**INSTRUCTIONS TO FOLLOW**
Any pictures in the records below should be skipped; write out everything else exactly.

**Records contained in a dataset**
★ ★ ★

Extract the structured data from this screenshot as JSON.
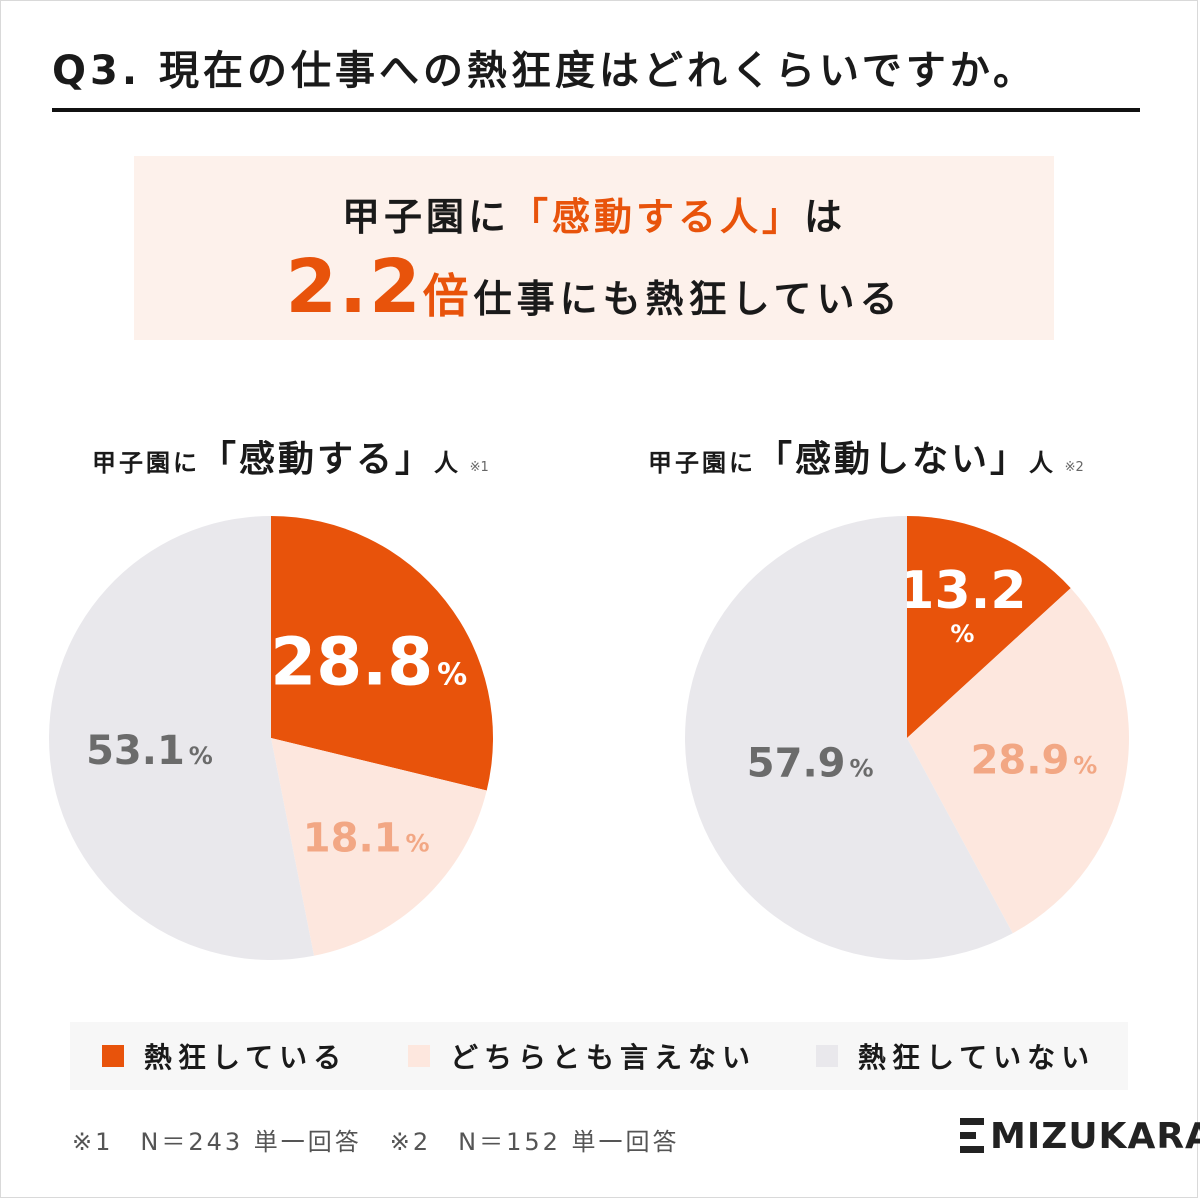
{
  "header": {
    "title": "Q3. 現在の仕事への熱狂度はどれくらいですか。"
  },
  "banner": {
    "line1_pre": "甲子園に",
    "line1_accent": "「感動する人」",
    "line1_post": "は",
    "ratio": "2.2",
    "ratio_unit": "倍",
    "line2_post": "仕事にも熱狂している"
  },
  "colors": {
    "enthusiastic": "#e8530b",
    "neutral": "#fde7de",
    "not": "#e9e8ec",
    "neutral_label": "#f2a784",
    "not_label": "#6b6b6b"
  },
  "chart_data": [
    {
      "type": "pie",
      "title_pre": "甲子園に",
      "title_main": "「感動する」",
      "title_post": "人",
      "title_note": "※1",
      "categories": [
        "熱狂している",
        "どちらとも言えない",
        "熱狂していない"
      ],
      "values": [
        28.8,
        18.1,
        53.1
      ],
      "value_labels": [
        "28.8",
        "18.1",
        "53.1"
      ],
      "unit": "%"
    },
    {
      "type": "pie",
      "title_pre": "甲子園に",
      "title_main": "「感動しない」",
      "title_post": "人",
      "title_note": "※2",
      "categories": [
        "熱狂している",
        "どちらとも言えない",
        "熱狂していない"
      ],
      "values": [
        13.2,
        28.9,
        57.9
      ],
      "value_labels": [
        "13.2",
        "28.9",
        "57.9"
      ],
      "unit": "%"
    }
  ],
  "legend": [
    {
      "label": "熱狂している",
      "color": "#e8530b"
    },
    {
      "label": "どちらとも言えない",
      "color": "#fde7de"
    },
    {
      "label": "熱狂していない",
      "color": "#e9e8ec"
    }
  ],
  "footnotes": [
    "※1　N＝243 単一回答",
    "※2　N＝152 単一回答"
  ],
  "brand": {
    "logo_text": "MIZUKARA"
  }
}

★ ★ ★

**RIGHT ANSWER**
Extract the structured data from this screenshot as JSON.
{
  "header": {
    "title": "Q3. 現在の仕事への熱狂度はどれくらいですか。"
  },
  "banner": {
    "line1_pre": "甲子園に",
    "line1_accent": "「感動する人」",
    "line1_post": "は",
    "ratio": "2.2",
    "ratio_unit": "倍",
    "line2_post": "仕事にも熱狂している"
  },
  "colors": {
    "enthusiastic": "#e8530b",
    "neutral": "#fde7de",
    "not": "#e9e8ec",
    "neutral_label": "#f2a784",
    "not_label": "#6b6b6b"
  },
  "chart_data": [
    {
      "type": "pie",
      "title_pre": "甲子園に",
      "title_main": "「感動する」",
      "title_post": "人",
      "title_note": "※1",
      "categories": [
        "熱狂している",
        "どちらとも言えない",
        "熱狂していない"
      ],
      "values": [
        28.8,
        18.1,
        53.1
      ],
      "value_labels": [
        "28.8",
        "18.1",
        "53.1"
      ],
      "unit": "%"
    },
    {
      "type": "pie",
      "title_pre": "甲子園に",
      "title_main": "「感動しない」",
      "title_post": "人",
      "title_note": "※2",
      "categories": [
        "熱狂している",
        "どちらとも言えない",
        "熱狂していない"
      ],
      "values": [
        13.2,
        28.9,
        57.9
      ],
      "value_labels": [
        "13.2",
        "28.9",
        "57.9"
      ],
      "unit": "%"
    }
  ],
  "legend": [
    {
      "label": "熱狂している",
      "color": "#e8530b"
    },
    {
      "label": "どちらとも言えない",
      "color": "#fde7de"
    },
    {
      "label": "熱狂していない",
      "color": "#e9e8ec"
    }
  ],
  "footnotes": [
    "※1　N＝243 単一回答",
    "※2　N＝152 単一回答"
  ],
  "brand": {
    "logo_text": "MIZUKARA"
  }
}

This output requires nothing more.